Task details:
Transcribe all of the material exactly.

Figure dataset records:
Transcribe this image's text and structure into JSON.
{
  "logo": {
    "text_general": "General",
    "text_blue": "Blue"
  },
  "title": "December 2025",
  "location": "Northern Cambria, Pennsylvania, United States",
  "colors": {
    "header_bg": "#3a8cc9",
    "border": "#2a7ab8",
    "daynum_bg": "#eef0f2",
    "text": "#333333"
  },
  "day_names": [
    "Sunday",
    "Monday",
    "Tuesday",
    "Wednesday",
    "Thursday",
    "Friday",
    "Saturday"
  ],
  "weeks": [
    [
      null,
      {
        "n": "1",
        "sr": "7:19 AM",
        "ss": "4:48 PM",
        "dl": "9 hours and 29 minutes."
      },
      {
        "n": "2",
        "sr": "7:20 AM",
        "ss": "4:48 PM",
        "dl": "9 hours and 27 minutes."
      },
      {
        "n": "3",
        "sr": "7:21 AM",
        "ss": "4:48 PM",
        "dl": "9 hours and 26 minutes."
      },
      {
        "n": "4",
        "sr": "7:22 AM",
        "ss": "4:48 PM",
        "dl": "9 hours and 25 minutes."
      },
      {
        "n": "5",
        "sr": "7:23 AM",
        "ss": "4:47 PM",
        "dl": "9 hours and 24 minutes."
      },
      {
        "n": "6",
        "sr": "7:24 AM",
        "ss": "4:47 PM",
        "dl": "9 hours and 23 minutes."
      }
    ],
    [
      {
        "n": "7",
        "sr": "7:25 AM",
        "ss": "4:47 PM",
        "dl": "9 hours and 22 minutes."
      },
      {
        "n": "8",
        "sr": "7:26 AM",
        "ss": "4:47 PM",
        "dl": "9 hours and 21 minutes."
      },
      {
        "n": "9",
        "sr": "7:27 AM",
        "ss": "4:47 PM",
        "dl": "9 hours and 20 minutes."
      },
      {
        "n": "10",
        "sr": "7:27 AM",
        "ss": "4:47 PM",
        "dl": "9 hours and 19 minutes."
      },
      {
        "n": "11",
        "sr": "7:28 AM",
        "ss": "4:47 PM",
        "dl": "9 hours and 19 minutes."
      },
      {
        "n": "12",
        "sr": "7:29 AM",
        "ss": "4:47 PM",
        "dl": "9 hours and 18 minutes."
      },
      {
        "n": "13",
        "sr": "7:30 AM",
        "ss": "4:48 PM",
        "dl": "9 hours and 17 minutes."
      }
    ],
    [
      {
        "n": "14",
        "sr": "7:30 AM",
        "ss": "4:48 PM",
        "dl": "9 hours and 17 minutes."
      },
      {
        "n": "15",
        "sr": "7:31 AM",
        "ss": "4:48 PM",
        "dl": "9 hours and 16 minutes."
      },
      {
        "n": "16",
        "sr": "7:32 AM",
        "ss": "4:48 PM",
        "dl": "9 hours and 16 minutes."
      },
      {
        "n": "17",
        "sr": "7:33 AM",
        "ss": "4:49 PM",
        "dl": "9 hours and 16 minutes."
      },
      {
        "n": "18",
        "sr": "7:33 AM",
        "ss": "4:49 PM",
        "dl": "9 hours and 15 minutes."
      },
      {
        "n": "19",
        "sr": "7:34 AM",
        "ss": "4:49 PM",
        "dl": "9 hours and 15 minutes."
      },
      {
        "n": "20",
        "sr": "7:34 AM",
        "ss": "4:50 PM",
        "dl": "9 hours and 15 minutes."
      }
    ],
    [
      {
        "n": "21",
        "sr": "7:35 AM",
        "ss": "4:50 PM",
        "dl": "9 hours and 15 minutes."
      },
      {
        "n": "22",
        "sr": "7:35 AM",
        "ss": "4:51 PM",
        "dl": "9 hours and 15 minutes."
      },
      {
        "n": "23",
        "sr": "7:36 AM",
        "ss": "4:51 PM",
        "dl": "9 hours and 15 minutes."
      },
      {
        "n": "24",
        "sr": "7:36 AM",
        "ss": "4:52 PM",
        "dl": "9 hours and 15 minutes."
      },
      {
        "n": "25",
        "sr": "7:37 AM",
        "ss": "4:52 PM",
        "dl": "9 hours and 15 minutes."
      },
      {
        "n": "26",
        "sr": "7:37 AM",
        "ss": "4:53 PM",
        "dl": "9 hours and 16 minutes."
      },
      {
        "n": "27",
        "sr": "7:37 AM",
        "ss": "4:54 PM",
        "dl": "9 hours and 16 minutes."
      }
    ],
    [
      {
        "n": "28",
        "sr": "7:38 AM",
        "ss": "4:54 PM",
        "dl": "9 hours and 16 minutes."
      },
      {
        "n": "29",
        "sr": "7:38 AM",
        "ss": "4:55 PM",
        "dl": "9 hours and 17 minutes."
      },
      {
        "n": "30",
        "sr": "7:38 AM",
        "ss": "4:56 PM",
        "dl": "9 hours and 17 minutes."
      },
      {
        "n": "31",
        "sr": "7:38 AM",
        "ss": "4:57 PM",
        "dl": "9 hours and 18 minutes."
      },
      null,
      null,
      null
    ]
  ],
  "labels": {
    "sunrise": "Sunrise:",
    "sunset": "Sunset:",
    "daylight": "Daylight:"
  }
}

Response to the task:
Transcribe this image's text and structure into JSON.
{
  "logo": {
    "text_general": "General",
    "text_blue": "Blue"
  },
  "title": "December 2025",
  "location": "Northern Cambria, Pennsylvania, United States",
  "colors": {
    "header_bg": "#3a8cc9",
    "border": "#2a7ab8",
    "daynum_bg": "#eef0f2",
    "text": "#333333"
  },
  "day_names": [
    "Sunday",
    "Monday",
    "Tuesday",
    "Wednesday",
    "Thursday",
    "Friday",
    "Saturday"
  ],
  "weeks": [
    [
      null,
      {
        "n": "1",
        "sr": "7:19 AM",
        "ss": "4:48 PM",
        "dl": "9 hours and 29 minutes."
      },
      {
        "n": "2",
        "sr": "7:20 AM",
        "ss": "4:48 PM",
        "dl": "9 hours and 27 minutes."
      },
      {
        "n": "3",
        "sr": "7:21 AM",
        "ss": "4:48 PM",
        "dl": "9 hours and 26 minutes."
      },
      {
        "n": "4",
        "sr": "7:22 AM",
        "ss": "4:48 PM",
        "dl": "9 hours and 25 minutes."
      },
      {
        "n": "5",
        "sr": "7:23 AM",
        "ss": "4:47 PM",
        "dl": "9 hours and 24 minutes."
      },
      {
        "n": "6",
        "sr": "7:24 AM",
        "ss": "4:47 PM",
        "dl": "9 hours and 23 minutes."
      }
    ],
    [
      {
        "n": "7",
        "sr": "7:25 AM",
        "ss": "4:47 PM",
        "dl": "9 hours and 22 minutes."
      },
      {
        "n": "8",
        "sr": "7:26 AM",
        "ss": "4:47 PM",
        "dl": "9 hours and 21 minutes."
      },
      {
        "n": "9",
        "sr": "7:27 AM",
        "ss": "4:47 PM",
        "dl": "9 hours and 20 minutes."
      },
      {
        "n": "10",
        "sr": "7:27 AM",
        "ss": "4:47 PM",
        "dl": "9 hours and 19 minutes."
      },
      {
        "n": "11",
        "sr": "7:28 AM",
        "ss": "4:47 PM",
        "dl": "9 hours and 19 minutes."
      },
      {
        "n": "12",
        "sr": "7:29 AM",
        "ss": "4:47 PM",
        "dl": "9 hours and 18 minutes."
      },
      {
        "n": "13",
        "sr": "7:30 AM",
        "ss": "4:48 PM",
        "dl": "9 hours and 17 minutes."
      }
    ],
    [
      {
        "n": "14",
        "sr": "7:30 AM",
        "ss": "4:48 PM",
        "dl": "9 hours and 17 minutes."
      },
      {
        "n": "15",
        "sr": "7:31 AM",
        "ss": "4:48 PM",
        "dl": "9 hours and 16 minutes."
      },
      {
        "n": "16",
        "sr": "7:32 AM",
        "ss": "4:48 PM",
        "dl": "9 hours and 16 minutes."
      },
      {
        "n": "17",
        "sr": "7:33 AM",
        "ss": "4:49 PM",
        "dl": "9 hours and 16 minutes."
      },
      {
        "n": "18",
        "sr": "7:33 AM",
        "ss": "4:49 PM",
        "dl": "9 hours and 15 minutes."
      },
      {
        "n": "19",
        "sr": "7:34 AM",
        "ss": "4:49 PM",
        "dl": "9 hours and 15 minutes."
      },
      {
        "n": "20",
        "sr": "7:34 AM",
        "ss": "4:50 PM",
        "dl": "9 hours and 15 minutes."
      }
    ],
    [
      {
        "n": "21",
        "sr": "7:35 AM",
        "ss": "4:50 PM",
        "dl": "9 hours and 15 minutes."
      },
      {
        "n": "22",
        "sr": "7:35 AM",
        "ss": "4:51 PM",
        "dl": "9 hours and 15 minutes."
      },
      {
        "n": "23",
        "sr": "7:36 AM",
        "ss": "4:51 PM",
        "dl": "9 hours and 15 minutes."
      },
      {
        "n": "24",
        "sr": "7:36 AM",
        "ss": "4:52 PM",
        "dl": "9 hours and 15 minutes."
      },
      {
        "n": "25",
        "sr": "7:37 AM",
        "ss": "4:52 PM",
        "dl": "9 hours and 15 minutes."
      },
      {
        "n": "26",
        "sr": "7:37 AM",
        "ss": "4:53 PM",
        "dl": "9 hours and 16 minutes."
      },
      {
        "n": "27",
        "sr": "7:37 AM",
        "ss": "4:54 PM",
        "dl": "9 hours and 16 minutes."
      }
    ],
    [
      {
        "n": "28",
        "sr": "7:38 AM",
        "ss": "4:54 PM",
        "dl": "9 hours and 16 minutes."
      },
      {
        "n": "29",
        "sr": "7:38 AM",
        "ss": "4:55 PM",
        "dl": "9 hours and 17 minutes."
      },
      {
        "n": "30",
        "sr": "7:38 AM",
        "ss": "4:56 PM",
        "dl": "9 hours and 17 minutes."
      },
      {
        "n": "31",
        "sr": "7:38 AM",
        "ss": "4:57 PM",
        "dl": "9 hours and 18 minutes."
      },
      null,
      null,
      null
    ]
  ],
  "labels": {
    "sunrise": "Sunrise:",
    "sunset": "Sunset:",
    "daylight": "Daylight:"
  }
}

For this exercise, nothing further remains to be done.